(Dataset rows)
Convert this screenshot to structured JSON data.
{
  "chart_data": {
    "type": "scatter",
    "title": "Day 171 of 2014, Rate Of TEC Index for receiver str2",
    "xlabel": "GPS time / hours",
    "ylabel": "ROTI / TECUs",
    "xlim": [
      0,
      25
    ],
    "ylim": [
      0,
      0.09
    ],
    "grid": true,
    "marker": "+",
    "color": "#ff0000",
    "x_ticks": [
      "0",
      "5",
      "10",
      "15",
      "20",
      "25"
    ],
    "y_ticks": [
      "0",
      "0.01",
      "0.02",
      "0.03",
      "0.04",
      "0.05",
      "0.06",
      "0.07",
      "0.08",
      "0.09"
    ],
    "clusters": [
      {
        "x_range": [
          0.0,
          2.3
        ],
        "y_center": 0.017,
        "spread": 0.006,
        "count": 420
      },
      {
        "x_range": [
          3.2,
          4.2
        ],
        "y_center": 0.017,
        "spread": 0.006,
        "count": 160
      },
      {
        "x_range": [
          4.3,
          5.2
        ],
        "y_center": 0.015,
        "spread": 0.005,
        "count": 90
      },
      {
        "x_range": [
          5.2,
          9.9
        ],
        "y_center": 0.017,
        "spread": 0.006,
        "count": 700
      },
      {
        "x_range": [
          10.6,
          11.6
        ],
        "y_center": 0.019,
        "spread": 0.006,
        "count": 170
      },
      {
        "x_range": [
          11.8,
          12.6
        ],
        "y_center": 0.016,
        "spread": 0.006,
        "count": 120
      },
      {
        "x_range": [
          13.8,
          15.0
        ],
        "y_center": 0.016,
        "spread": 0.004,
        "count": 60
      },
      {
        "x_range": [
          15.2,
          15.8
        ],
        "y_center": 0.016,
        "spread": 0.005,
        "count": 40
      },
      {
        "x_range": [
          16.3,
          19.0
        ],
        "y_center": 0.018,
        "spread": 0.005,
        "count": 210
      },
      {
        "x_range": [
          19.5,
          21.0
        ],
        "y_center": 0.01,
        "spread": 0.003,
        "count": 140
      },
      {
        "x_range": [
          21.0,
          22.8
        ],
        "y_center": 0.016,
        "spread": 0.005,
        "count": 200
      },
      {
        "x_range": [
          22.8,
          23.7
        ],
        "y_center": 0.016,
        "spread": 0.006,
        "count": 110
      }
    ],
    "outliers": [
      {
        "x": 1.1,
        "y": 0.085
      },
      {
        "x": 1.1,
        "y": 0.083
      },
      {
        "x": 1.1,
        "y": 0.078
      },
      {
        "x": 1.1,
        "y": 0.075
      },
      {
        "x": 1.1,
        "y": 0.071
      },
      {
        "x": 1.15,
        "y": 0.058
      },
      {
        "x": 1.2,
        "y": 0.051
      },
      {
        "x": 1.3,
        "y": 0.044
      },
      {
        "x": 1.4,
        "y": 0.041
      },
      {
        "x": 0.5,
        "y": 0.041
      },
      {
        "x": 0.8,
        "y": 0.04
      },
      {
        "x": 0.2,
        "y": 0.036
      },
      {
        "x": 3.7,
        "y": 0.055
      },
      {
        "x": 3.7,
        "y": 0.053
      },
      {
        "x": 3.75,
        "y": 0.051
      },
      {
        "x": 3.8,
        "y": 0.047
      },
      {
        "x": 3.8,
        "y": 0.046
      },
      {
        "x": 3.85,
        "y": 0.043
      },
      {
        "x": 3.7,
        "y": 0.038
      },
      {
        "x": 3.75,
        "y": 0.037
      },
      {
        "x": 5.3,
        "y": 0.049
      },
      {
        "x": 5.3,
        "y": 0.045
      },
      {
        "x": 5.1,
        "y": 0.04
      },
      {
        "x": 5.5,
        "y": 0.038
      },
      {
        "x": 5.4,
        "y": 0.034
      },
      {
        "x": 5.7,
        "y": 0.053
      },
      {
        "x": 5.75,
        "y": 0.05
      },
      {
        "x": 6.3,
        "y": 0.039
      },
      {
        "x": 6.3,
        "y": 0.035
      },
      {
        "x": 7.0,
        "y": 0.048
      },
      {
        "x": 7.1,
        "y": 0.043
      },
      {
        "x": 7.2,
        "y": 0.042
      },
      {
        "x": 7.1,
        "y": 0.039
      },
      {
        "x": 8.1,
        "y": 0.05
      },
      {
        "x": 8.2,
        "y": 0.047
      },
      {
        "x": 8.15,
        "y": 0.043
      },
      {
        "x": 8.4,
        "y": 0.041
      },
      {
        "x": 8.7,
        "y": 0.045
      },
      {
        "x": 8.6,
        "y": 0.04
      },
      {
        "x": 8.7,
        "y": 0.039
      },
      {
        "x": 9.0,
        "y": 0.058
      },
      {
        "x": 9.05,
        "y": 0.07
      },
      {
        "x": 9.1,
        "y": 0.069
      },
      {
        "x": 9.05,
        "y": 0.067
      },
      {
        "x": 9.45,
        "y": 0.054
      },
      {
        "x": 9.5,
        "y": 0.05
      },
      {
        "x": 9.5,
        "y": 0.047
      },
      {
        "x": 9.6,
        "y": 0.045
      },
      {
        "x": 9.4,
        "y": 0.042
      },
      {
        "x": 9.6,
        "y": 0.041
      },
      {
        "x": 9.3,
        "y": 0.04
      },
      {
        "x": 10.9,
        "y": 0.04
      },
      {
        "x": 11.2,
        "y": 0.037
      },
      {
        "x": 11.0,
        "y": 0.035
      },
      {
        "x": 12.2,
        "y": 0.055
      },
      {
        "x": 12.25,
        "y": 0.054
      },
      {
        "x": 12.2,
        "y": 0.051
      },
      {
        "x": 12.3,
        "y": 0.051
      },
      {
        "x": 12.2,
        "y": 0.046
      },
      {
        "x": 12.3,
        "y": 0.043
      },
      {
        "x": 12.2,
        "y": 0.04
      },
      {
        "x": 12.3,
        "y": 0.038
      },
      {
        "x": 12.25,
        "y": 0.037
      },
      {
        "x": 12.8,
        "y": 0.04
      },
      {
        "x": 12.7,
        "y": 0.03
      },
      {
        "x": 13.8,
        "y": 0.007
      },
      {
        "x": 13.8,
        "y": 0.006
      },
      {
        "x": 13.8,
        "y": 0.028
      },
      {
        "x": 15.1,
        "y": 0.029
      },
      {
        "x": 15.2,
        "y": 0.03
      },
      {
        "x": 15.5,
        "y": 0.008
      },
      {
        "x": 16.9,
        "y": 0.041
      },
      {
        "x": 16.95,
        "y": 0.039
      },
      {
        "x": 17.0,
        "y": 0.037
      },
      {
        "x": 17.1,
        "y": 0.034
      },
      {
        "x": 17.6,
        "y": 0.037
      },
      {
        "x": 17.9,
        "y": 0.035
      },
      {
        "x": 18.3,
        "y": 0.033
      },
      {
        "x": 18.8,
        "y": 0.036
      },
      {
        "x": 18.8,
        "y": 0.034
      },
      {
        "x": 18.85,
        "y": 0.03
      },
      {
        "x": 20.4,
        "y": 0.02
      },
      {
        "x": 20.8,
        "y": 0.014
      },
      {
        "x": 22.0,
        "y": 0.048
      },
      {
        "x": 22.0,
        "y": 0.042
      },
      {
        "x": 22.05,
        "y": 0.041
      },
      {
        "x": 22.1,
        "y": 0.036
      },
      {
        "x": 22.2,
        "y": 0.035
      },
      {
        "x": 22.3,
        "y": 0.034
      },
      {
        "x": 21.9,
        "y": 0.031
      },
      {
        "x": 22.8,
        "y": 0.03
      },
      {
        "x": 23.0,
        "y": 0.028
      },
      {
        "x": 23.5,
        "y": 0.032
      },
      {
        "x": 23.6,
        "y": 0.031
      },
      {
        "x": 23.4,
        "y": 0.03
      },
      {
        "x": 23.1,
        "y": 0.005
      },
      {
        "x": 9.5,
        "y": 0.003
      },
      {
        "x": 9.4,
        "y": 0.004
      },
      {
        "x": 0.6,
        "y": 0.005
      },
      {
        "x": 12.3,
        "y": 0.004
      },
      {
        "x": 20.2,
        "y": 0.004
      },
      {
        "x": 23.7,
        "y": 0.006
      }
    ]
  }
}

### Exercise task:
State how many lines of the listing hold the string "count"; reply with the number and nothing else.

### Reply:
12